[Figure record extracts]

--------------------

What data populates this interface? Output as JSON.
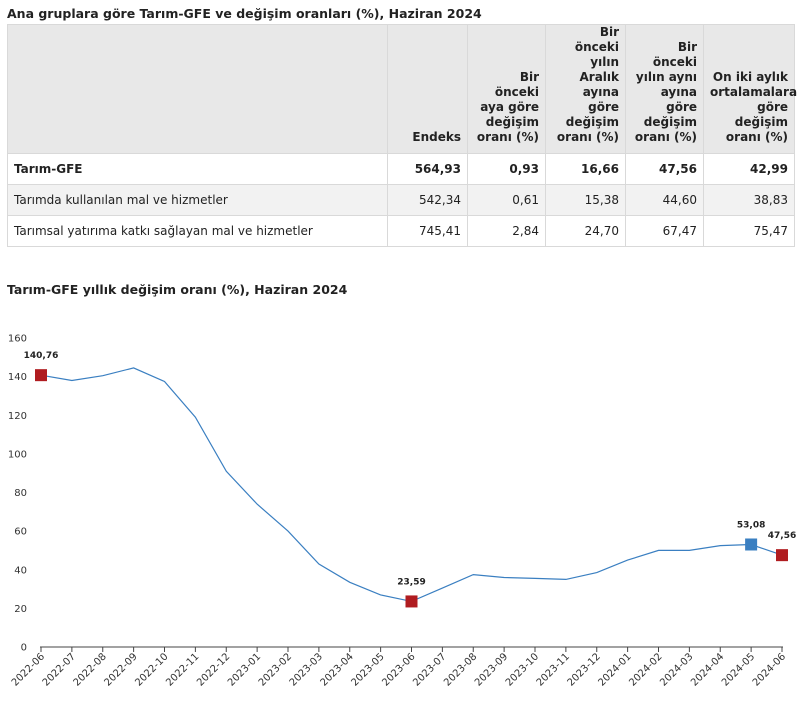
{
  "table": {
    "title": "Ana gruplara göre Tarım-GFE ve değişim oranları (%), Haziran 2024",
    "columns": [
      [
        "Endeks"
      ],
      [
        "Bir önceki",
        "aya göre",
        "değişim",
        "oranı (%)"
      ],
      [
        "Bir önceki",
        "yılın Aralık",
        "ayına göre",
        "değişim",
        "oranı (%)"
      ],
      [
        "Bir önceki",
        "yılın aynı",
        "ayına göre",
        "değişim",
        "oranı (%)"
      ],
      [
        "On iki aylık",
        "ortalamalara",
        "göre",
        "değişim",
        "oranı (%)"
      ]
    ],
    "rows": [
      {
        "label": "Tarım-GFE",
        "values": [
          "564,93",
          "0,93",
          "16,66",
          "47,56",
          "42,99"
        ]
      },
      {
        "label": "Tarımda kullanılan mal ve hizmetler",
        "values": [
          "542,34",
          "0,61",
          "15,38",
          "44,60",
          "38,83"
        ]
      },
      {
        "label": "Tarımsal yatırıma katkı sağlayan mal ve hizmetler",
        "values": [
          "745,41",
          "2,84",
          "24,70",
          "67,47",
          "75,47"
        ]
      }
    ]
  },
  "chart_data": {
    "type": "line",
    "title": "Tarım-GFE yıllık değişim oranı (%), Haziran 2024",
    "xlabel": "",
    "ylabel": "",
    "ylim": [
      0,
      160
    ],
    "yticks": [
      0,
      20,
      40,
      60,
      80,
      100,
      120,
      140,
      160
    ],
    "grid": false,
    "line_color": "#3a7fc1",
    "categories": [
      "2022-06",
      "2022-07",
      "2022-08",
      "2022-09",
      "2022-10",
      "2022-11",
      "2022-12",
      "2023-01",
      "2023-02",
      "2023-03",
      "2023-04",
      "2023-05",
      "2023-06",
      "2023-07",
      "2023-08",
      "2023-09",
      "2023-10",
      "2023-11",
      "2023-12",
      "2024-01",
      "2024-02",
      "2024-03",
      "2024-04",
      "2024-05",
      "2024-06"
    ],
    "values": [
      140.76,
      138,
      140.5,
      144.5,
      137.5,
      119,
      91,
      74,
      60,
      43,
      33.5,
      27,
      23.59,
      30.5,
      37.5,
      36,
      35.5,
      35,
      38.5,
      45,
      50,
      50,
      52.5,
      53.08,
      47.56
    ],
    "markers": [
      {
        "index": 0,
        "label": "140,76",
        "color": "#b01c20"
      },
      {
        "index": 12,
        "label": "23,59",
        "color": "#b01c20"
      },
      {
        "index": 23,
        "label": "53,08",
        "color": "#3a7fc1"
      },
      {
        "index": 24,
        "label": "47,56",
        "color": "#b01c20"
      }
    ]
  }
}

--------------------

Restate the data above word for word. Skip every picture.

> _SOLUTION TO THIS TASK_
What data populates this interface? Output as JSON.
{
  "table": {
    "title": "Ana gruplara göre Tarım-GFE ve değişim oranları (%), Haziran 2024",
    "columns": [
      [
        "Endeks"
      ],
      [
        "Bir önceki",
        "aya göre",
        "değişim",
        "oranı (%)"
      ],
      [
        "Bir önceki",
        "yılın Aralık",
        "ayına göre",
        "değişim",
        "oranı (%)"
      ],
      [
        "Bir önceki",
        "yılın aynı",
        "ayına göre",
        "değişim",
        "oranı (%)"
      ],
      [
        "On iki aylık",
        "ortalamalara",
        "göre",
        "değişim",
        "oranı (%)"
      ]
    ],
    "rows": [
      {
        "label": "Tarım-GFE",
        "values": [
          "564,93",
          "0,93",
          "16,66",
          "47,56",
          "42,99"
        ]
      },
      {
        "label": "Tarımda kullanılan mal ve hizmetler",
        "values": [
          "542,34",
          "0,61",
          "15,38",
          "44,60",
          "38,83"
        ]
      },
      {
        "label": "Tarımsal yatırıma katkı sağlayan mal ve hizmetler",
        "values": [
          "745,41",
          "2,84",
          "24,70",
          "67,47",
          "75,47"
        ]
      }
    ]
  },
  "chart_data": {
    "type": "line",
    "title": "Tarım-GFE yıllık değişim oranı (%), Haziran 2024",
    "xlabel": "",
    "ylabel": "",
    "ylim": [
      0,
      160
    ],
    "yticks": [
      0,
      20,
      40,
      60,
      80,
      100,
      120,
      140,
      160
    ],
    "grid": false,
    "line_color": "#3a7fc1",
    "categories": [
      "2022-06",
      "2022-07",
      "2022-08",
      "2022-09",
      "2022-10",
      "2022-11",
      "2022-12",
      "2023-01",
      "2023-02",
      "2023-03",
      "2023-04",
      "2023-05",
      "2023-06",
      "2023-07",
      "2023-08",
      "2023-09",
      "2023-10",
      "2023-11",
      "2023-12",
      "2024-01",
      "2024-02",
      "2024-03",
      "2024-04",
      "2024-05",
      "2024-06"
    ],
    "values": [
      140.76,
      138,
      140.5,
      144.5,
      137.5,
      119,
      91,
      74,
      60,
      43,
      33.5,
      27,
      23.59,
      30.5,
      37.5,
      36,
      35.5,
      35,
      38.5,
      45,
      50,
      50,
      52.5,
      53.08,
      47.56
    ],
    "markers": [
      {
        "index": 0,
        "label": "140,76",
        "color": "#b01c20"
      },
      {
        "index": 12,
        "label": "23,59",
        "color": "#b01c20"
      },
      {
        "index": 23,
        "label": "53,08",
        "color": "#3a7fc1"
      },
      {
        "index": 24,
        "label": "47,56",
        "color": "#b01c20"
      }
    ]
  }
}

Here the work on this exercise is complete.